▸ **WHAT IS REQUIRED**: Write out every entry precisely as given, leaving the pictures out.

▸ **Dataset items**:
------------------------------------------------------------

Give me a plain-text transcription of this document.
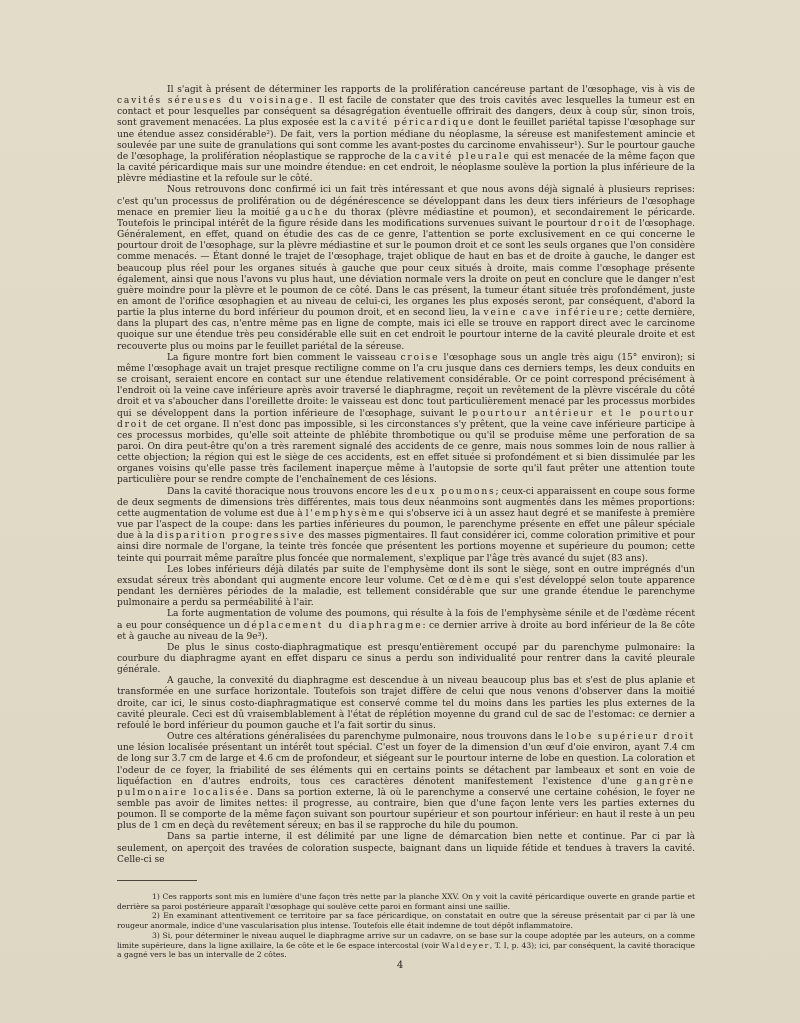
Il s'agit à présent de déterminer les rapports de la prolifération cancéreuse partant de l'œsophage, vis à vis de cavités séreuses du voisinage. Il est facile de constater que des trois cavités avec lesquelles la tumeur est en contact et pour lesquelles par conséquent sa désagrégation éventuelle offrirait des dangers, deux à coup sûr, sinon trois, sont gravement menacées. La plus exposée est la cavité péricardique dont le feuillet pariétal tapisse l'œsophage sur une étendue assez considérable²). De fait, vers la portion médiane du néoplasme, la séreuse est manifestement amincie et soulevée par une suite de granulations qui sont comme les avant-postes du carcinome envahisseur¹). Sur le pourtour gauche de l'œsophage, la prolifération néoplastique se rapproche de la cavité pleurale qui est menacée de la même façon que la cavité péricardique mais sur une moindre étendue: en cet endroit, le néoplasme soulève la portion la plus inférieure de la plèvre médiastine et la refoule sur le côté.

Nous retrouvons donc confirmé ici un fait très intéressant et que nous avons déjà signalé à plusieurs reprises: c'est qu'un processus de prolifération ou de dégénérescence se développant dans les deux tiers inférieurs de l'œsophage menace en premier lieu la moitié gauche du thorax (plèvre médiastine et poumon), et secondairement le péricarde. Toutefois le principal intérêt de la figure réside dans les modifications survenues suivant le pourtour droit de l'œsophage. Généralement, en effet, quand on étudie des cas de ce genre, l'attention se porte exclusivement en ce qui concerne le pourtour droit de l'œsophage, sur la plèvre médiastine et sur le poumon droit et ce sont les seuls organes que l'on considère comme menacés. — Étant donné le trajet de l'œsophage, trajet oblique de haut en bas et de droite à gauche, le danger est beaucoup plus réel pour les organes situés à gauche que pour ceux situés à droite, mais comme l'œsophage présente également, ainsi que nous l'avons vu plus haut, une déviation normale vers la droite on peut en conclure que le danger n'est guère moindre pour la plèvre et le poumon de ce côté. Dans le cas présent, la tumeur étant située très profondément, juste en amont de l'orifice œsophagien et au niveau de celui-ci, les organes les plus exposés seront, par conséquent, d'abord la partie la plus interne du bord inférieur du poumon droit, et en second lieu, la veine cave inférieure; cette dernière, dans la plupart des cas, n'entre même pas en ligne de compte, mais ici elle se trouve en rapport direct avec le carcinome quoique sur une étendue très peu considérable elle suit en cet endroit le pourtour interne de la cavité pleurale droite et est recouverte plus ou moins par le feuillet pariétal de la séreuse.

La figure montre fort bien comment le vaisseau croise l'œsophage sous un angle très aigu (15° environ); si même l'œsophage avait un trajet presque rectiligne comme on l'a cru jusque dans ces derniers temps, les deux conduits en se croisant, seraient encore en contact sur une étendue relativement considérable. Or ce point correspond précisément à l'endroit où la veine cave inférieure après avoir traversé le diaphragme, reçoit un revêtement de la plèvre viscérale du côté droit et va s'aboucher dans l'oreillette droite: le vaisseau est donc tout particulièrement menacé par les processus morbides qui se développent dans la portion inférieure de l'œsophage, suivant le pourtour antérieur et le pourtour droit de cet organe. Il n'est donc pas impossible, si les circonstances s'y prêtent, que la veine cave inférieure participe à ces processus morbides, qu'elle soit atteinte de phlébite thrombotique ou qu'il se produise même une perforation de sa paroi. On dira peut-être qu'on a très rarement signalé des accidents de ce genre, mais nous sommes loin de nous rallier à cette objection; la région qui est le siège de ces accidents, est en effet située si profondément et si bien dissimulée par les organes voisins qu'elle passe très facilement inaperçue même à l'autopsie de sorte qu'il faut prêter une attention toute particulière pour se rendre compte de l'enchaînement de ces lésions.

Dans la cavité thoracique nous trouvons encore les deux poumons; ceux-ci apparaissent en coupe sous forme de deux segments de dimensions très différentes, mais tous deux néanmoins sont augmentés dans les mêmes proportions: cette augmentation de volume est due à l'emphysème qui s'observe ici à un assez haut degré et se manifeste à première vue par l'aspect de la coupe: dans les parties inférieures du poumon, le parenchyme présente en effet une pâleur spéciale due à la disparition progressive des masses pigmentaires. Il faut considérer ici, comme coloration primitive et pour ainsi dire normale de l'organe, la teinte très foncée que présentent les portions moyenne et supérieure du poumon; cette teinte qui pourrait même paraître plus foncée que normalement, s'explique par l'âge très avancé du sujet (83 ans).

Les lobes inférieurs déjà dilatés par suite de l'emphysème dont ils sont le siège, sont en outre imprégnés d'un exsudat séreux très abondant qui augmente encore leur volume. Cet œdème qui s'est développé selon toute apparence pendant les dernières périodes de la maladie, est tellement considérable que sur une grande étendue le parenchyme pulmonaire a perdu sa perméabilité à l'air.

La forte augmentation de volume des poumons, qui résulte à la fois de l'emphysème sénile et de l'œdème récent a eu pour conséquence un déplacement du diaphragme: ce dernier arrive à droite au bord inférieur de la 8e côte et à gauche au niveau de la 9e³).

De plus le sinus costo-diaphragmatique est presqu'entièrement occupé par du parenchyme pulmonaire: la courbure du diaphragme ayant en effet disparu ce sinus a perdu son individualité pour rentrer dans la cavité pleurale générale.

A gauche, la convexité du diaphragme est descendue à un niveau beaucoup plus bas et s'est de plus aplanie et transformée en une surface horizontale. Toutefois son trajet diffère de celui que nous venons d'observer dans la moitié droite, car ici, le sinus costo-diaphragmatique est conservé comme tel du moins dans les parties les plus externes de la cavité pleurale. Ceci est dû vraisemblablement à l'état de réplétion moyenne du grand cul de sac de l'estomac: ce dernier a refoulé le bord inférieur du poumon gauche et l'a fait sortir du sinus.

Outre ces altérations généralisées du parenchyme pulmonaire, nous trouvons dans le lobe supérieur droit une lésion localisée présentant un intérêt tout spécial. C'est un foyer de la dimension d'un œuf d'oie environ, ayant 7.4 cm de long sur 3.7 cm de large et 4.6 cm de profondeur, et siégeant sur le pourtour interne de lobe en question. La coloration et l'odeur de ce foyer, la friabilité de ses éléments qui en certains points se détachent par lambeaux et sont en voie de liquéfaction en d'autres endroits, tous ces caractères dénotent manifestement l'existence d'une gangrène pulmonaire localisée. Dans sa portion externe, là où le parenchyme a conservé une certaine cohésion, le foyer ne semble pas avoir de limites nettes: il progresse, au contraire, bien que d'une façon lente vers les parties externes du poumon. Il se comporte de la même façon suivant son pourtour supérieur et son pourtour inférieur: en haut il reste à un peu plus de 1 cm en deçà du revêtement séreux; en bas il se rapproche du hile du poumon.

Dans sa partie interne, il est délimité par une ligne de démarcation bien nette et continue. Par ci par là seulement, on aperçoit des travées de coloration suspecte, baignant dans un liquide fétide et tendues à travers la cavité. Celle-ci se

1) Ces rapports sont mis en lumière d'une façon très nette par la planche XXV. On y voit la cavité péricardique ouverte en grande partie et derrière sa paroi postérieure apparaît l'œsophage qui soulève cette paroi en formant ainsi une saillie.

2) En examinant attentivement ce territoire par sa face péricardique, on constatait en outre que la séreuse présentait par ci par là une rougeur anormale, indice d'une vascularisation plus intense. Toutefois elle était indemne de tout dépôt inflammatoire.

3) Si, pour déterminer le niveau auquel le diaphragme arrive sur un cadavre, on se base sur la coupe adoptée par les auteurs, on a comme limite supérieure, dans la ligne axillaire, la 6e côte et le 6e espace intercostal (voir Waldeyer, T. I, p. 43); ici, par conséquent, la cavité thoracique a gagné vers le bas un intervalle de 2 côtes.

4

------------------------------------------------------------

▸ **WRITTEN SOLUTION**:
Give me a plain-text transcription of this document.
Il s'agit à présent de déterminer les rapports de la prolifération cancéreuse partant de l'œsophage, vis à vis de cavités séreuses du voisinage. Il est facile de constater que des trois cavités avec lesquelles la tumeur est en contact et pour lesquelles par conséquent sa désagrégation éventuelle offrirait des dangers, deux à coup sûr, sinon trois, sont gravement menacées. La plus exposée est la cavité péricardique dont le feuillet pariétal tapisse l'œsophage sur une étendue assez considérable²). De fait, vers la portion médiane du néoplasme, la séreuse est manifestement amincie et soulevée par une suite de granulations qui sont comme les avant-postes du carcinome envahisseur¹). Sur le pourtour gauche de l'œsophage, la prolifération néoplastique se rapproche de la cavité pleurale qui est menacée de la même façon que la cavité péricardique mais sur une moindre étendue: en cet endroit, le néoplasme soulève la portion la plus inférieure de la plèvre médiastine et la refoule sur le côté.

Nous retrouvons donc confirmé ici un fait très intéressant et que nous avons déjà signalé à plusieurs reprises: c'est qu'un processus de prolifération ou de dégénérescence se développant dans les deux tiers inférieurs de l'œsophage menace en premier lieu la moitié gauche du thorax (plèvre médiastine et poumon), et secondairement le péricarde. Toutefois le principal intérêt de la figure réside dans les modifications survenues suivant le pourtour droit de l'œsophage. Généralement, en effet, quand on étudie des cas de ce genre, l'attention se porte exclusivement en ce qui concerne le pourtour droit de l'œsophage, sur la plèvre médiastine et sur le poumon droit et ce sont les seuls organes que l'on considère comme menacés. — Étant donné le trajet de l'œsophage, trajet oblique de haut en bas et de droite à gauche, le danger est beaucoup plus réel pour les organes situés à gauche que pour ceux situés à droite, mais comme l'œsophage présente également, ainsi que nous l'avons vu plus haut, une déviation normale vers la droite on peut en conclure que le danger n'est guère moindre pour la plèvre et le poumon de ce côté. Dans le cas présent, la tumeur étant située très profondément, juste en amont de l'orifice œsophagien et au niveau de celui-ci, les organes les plus exposés seront, par conséquent, d'abord la partie la plus interne du bord inférieur du poumon droit, et en second lieu, la veine cave inférieure; cette dernière, dans la plupart des cas, n'entre même pas en ligne de compte, mais ici elle se trouve en rapport direct avec le carcinome quoique sur une étendue très peu considérable elle suit en cet endroit le pourtour interne de la cavité pleurale droite et est recouverte plus ou moins par le feuillet pariétal de la séreuse.

La figure montre fort bien comment le vaisseau croise l'œsophage sous un angle très aigu (15° environ); si même l'œsophage avait un trajet presque rectiligne comme on l'a cru jusque dans ces derniers temps, les deux conduits en se croisant, seraient encore en contact sur une étendue relativement considérable. Or ce point correspond précisément à l'endroit où la veine cave inférieure après avoir traversé le diaphragme, reçoit un revêtement de la plèvre viscérale du côté droit et va s'aboucher dans l'oreillette droite: le vaisseau est donc tout particulièrement menacé par les processus morbides qui se développent dans la portion inférieure de l'œsophage, suivant le pourtour antérieur et le pourtour droit de cet organe. Il n'est donc pas impossible, si les circonstances s'y prêtent, que la veine cave inférieure participe à ces processus morbides, qu'elle soit atteinte de phlébite thrombotique ou qu'il se produise même une perforation de sa paroi. On dira peut-être qu'on a très rarement signalé des accidents de ce genre, mais nous sommes loin de nous rallier à cette objection; la région qui est le siège de ces accidents, est en effet située si profondément et si bien dissimulée par les organes voisins qu'elle passe très facilement inaperçue même à l'autopsie de sorte qu'il faut prêter une attention toute particulière pour se rendre compte de l'enchaînement de ces lésions.

Dans la cavité thoracique nous trouvons encore les deux poumons; ceux-ci apparaissent en coupe sous forme de deux segments de dimensions très différentes, mais tous deux néanmoins sont augmentés dans les mêmes proportions: cette augmentation de volume est due à l'emphysème qui s'observe ici à un assez haut degré et se manifeste à première vue par l'aspect de la coupe: dans les parties inférieures du poumon, le parenchyme présente en effet une pâleur spéciale due à la disparition progressive des masses pigmentaires. Il faut considérer ici, comme coloration primitive et pour ainsi dire normale de l'organe, la teinte très foncée que présentent les portions moyenne et supérieure du poumon; cette teinte qui pourrait même paraître plus foncée que normalement, s'explique par l'âge très avancé du sujet (83 ans).

Les lobes inférieurs déjà dilatés par suite de l'emphysème dont ils sont le siège, sont en outre imprégnés d'un exsudat séreux très abondant qui augmente encore leur volume. Cet œdème qui s'est développé selon toute apparence pendant les dernières périodes de la maladie, est tellement considérable que sur une grande étendue le parenchyme pulmonaire a perdu sa perméabilité à l'air.

La forte augmentation de volume des poumons, qui résulte à la fois de l'emphysème sénile et de l'œdème récent a eu pour conséquence un déplacement du diaphragme: ce dernier arrive à droite au bord inférieur de la 8e côte et à gauche au niveau de la 9e³).

De plus le sinus costo-diaphragmatique est presqu'entièrement occupé par du parenchyme pulmonaire: la courbure du diaphragme ayant en effet disparu ce sinus a perdu son individualité pour rentrer dans la cavité pleurale générale.

A gauche, la convexité du diaphragme est descendue à un niveau beaucoup plus bas et s'est de plus aplanie et transformée en une surface horizontale. Toutefois son trajet diffère de celui que nous venons d'observer dans la moitié droite, car ici, le sinus costo-diaphragmatique est conservé comme tel du moins dans les parties les plus externes de la cavité pleurale. Ceci est dû vraisemblablement à l'état de réplétion moyenne du grand cul de sac de l'estomac: ce dernier a refoulé le bord inférieur du poumon gauche et l'a fait sortir du sinus.

Outre ces altérations généralisées du parenchyme pulmonaire, nous trouvons dans le lobe supérieur droit une lésion localisée présentant un intérêt tout spécial. C'est un foyer de la dimension d'un œuf d'oie environ, ayant 7.4 cm de long sur 3.7 cm de large et 4.6 cm de profondeur, et siégeant sur le pourtour interne de lobe en question. La coloration et l'odeur de ce foyer, la friabilité de ses éléments qui en certains points se détachent par lambeaux et sont en voie de liquéfaction en d'autres endroits, tous ces caractères dénotent manifestement l'existence d'une gangrène pulmonaire localisée. Dans sa portion externe, là où le parenchyme a conservé une certaine cohésion, le foyer ne semble pas avoir de limites nettes: il progresse, au contraire, bien que d'une façon lente vers les parties externes du poumon. Il se comporte de la même façon suivant son pourtour supérieur et son pourtour inférieur: en haut il reste à un peu plus de 1 cm en deçà du revêtement séreux; en bas il se rapproche du hile du poumon.

Dans sa partie interne, il est délimité par une ligne de démarcation bien nette et continue. Par ci par là seulement, on aperçoit des travées de coloration suspecte, baignant dans un liquide fétide et tendues à travers la cavité. Celle-ci se

1) Ces rapports sont mis en lumière d'une façon très nette par la planche XXV. On y voit la cavité péricardique ouverte en grande partie et derrière sa paroi postérieure apparaît l'œsophage qui soulève cette paroi en formant ainsi une saillie.

2) En examinant attentivement ce territoire par sa face péricardique, on constatait en outre que la séreuse présentait par ci par là une rougeur anormale, indice d'une vascularisation plus intense. Toutefois elle était indemne de tout dépôt inflammatoire.

3) Si, pour déterminer le niveau auquel le diaphragme arrive sur un cadavre, on se base sur la coupe adoptée par les auteurs, on a comme limite supérieure, dans la ligne axillaire, la 6e côte et le 6e espace intercostal (voir Waldeyer, T. I, p. 43); ici, par conséquent, la cavité thoracique a gagné vers le bas un intervalle de 2 côtes.

4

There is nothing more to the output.